● **DIRECTION**
What is the number of lines containing the string "document"? Answer with the number only.

BEGIN EXCERPTED RECORDS

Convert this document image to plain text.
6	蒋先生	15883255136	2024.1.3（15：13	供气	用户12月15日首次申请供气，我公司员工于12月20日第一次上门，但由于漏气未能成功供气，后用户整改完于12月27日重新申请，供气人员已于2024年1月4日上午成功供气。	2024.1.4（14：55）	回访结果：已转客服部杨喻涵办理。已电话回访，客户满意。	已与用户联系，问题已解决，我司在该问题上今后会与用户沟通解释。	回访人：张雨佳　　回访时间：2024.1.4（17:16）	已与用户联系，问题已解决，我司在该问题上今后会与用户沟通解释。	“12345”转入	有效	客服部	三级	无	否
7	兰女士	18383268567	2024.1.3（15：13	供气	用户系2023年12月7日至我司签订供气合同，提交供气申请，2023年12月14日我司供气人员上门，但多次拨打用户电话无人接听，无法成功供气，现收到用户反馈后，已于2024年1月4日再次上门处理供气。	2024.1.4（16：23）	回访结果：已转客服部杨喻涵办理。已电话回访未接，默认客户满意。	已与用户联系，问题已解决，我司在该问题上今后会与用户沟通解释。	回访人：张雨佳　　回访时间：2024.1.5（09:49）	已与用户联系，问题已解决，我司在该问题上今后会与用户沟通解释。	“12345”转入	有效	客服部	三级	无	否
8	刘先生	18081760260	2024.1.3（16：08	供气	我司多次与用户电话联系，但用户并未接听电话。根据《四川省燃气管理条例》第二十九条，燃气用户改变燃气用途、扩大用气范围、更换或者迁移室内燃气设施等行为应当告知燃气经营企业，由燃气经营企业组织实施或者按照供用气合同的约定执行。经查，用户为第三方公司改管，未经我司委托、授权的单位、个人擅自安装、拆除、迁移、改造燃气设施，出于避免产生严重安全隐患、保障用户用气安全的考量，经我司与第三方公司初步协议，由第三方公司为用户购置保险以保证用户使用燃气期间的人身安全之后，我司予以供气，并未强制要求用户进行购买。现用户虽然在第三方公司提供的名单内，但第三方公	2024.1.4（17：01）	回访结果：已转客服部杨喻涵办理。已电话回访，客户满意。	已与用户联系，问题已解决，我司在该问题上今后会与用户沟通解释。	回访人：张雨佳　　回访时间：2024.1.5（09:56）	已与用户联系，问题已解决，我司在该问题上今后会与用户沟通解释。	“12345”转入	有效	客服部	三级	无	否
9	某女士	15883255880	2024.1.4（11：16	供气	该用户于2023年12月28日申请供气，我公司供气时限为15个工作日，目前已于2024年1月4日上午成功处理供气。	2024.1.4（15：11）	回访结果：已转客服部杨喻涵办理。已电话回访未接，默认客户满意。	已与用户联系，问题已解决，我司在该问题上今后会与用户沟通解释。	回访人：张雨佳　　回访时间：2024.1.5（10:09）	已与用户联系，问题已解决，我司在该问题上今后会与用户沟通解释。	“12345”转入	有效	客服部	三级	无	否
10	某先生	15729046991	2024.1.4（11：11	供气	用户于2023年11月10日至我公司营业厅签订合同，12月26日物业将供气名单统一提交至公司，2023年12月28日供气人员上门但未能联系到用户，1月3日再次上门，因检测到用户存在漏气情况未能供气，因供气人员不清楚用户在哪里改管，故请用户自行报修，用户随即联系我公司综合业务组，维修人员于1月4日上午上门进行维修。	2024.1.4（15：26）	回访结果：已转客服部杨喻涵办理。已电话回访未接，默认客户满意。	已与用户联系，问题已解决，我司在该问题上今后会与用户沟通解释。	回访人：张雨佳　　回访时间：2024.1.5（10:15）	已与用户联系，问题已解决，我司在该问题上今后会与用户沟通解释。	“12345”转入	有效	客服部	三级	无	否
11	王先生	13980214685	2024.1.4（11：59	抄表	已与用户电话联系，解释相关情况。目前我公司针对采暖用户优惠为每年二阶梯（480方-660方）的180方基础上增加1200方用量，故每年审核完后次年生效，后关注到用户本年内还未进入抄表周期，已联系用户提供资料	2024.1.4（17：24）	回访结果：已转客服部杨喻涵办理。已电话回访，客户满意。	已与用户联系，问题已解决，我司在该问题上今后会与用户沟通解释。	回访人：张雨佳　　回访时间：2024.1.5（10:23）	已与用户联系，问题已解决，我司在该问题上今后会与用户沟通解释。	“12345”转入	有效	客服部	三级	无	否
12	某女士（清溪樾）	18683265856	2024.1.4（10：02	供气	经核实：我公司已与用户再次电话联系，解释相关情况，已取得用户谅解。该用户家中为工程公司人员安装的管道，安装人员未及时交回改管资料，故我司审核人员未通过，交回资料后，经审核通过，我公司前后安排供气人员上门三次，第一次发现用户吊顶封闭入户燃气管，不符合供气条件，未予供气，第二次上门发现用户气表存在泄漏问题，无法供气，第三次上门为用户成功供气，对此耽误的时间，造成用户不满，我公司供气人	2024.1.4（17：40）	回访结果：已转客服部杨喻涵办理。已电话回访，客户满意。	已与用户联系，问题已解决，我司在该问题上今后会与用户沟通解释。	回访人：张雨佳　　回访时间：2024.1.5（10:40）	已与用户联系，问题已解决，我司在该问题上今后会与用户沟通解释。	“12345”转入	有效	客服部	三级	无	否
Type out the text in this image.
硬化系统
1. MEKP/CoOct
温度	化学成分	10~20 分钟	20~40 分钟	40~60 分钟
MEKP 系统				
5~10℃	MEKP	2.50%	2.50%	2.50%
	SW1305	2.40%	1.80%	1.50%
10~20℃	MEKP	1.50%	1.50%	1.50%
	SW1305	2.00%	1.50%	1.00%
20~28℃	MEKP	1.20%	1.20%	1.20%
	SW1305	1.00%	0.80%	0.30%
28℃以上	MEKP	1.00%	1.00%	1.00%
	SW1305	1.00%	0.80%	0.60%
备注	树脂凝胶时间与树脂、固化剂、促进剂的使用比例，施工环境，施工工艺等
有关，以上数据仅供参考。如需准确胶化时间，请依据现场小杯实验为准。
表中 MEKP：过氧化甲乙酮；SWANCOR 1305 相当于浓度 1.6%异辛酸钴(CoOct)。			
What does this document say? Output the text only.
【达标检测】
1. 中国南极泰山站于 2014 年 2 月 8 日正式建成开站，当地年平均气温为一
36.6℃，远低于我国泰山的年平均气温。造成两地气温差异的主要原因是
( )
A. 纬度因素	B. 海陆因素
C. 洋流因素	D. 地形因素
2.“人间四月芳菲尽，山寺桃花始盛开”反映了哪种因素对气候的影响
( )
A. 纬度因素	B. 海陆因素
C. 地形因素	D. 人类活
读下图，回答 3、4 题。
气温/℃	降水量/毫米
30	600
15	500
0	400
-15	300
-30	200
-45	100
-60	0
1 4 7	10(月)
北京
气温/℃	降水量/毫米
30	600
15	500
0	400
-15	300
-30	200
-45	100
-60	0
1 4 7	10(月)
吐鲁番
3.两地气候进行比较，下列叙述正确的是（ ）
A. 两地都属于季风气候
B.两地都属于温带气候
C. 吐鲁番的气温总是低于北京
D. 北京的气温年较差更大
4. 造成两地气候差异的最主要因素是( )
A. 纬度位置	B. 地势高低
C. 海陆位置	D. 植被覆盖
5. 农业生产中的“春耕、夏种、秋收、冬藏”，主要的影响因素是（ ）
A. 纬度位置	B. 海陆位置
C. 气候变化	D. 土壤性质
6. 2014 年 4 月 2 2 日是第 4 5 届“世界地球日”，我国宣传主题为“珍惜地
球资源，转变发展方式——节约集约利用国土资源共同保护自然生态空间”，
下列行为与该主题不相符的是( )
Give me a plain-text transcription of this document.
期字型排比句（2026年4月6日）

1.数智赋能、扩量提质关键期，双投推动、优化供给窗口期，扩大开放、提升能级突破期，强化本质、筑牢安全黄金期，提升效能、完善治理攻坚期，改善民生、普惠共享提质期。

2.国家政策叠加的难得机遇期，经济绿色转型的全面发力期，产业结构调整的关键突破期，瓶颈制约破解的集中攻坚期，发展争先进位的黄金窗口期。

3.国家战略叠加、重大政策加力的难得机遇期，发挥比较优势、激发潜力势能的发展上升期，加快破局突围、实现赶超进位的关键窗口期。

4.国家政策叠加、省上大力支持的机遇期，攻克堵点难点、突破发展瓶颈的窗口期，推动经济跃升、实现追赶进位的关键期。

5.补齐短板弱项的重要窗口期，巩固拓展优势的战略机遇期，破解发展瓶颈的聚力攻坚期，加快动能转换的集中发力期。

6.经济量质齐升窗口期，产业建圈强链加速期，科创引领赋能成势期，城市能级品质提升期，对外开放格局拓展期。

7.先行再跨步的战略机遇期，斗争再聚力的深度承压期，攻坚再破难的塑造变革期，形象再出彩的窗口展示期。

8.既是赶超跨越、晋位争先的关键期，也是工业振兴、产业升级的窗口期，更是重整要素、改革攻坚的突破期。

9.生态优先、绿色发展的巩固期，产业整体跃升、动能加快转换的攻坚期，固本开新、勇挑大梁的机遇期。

END EXCERPTED RECORDS

● **THE ANSWER**
3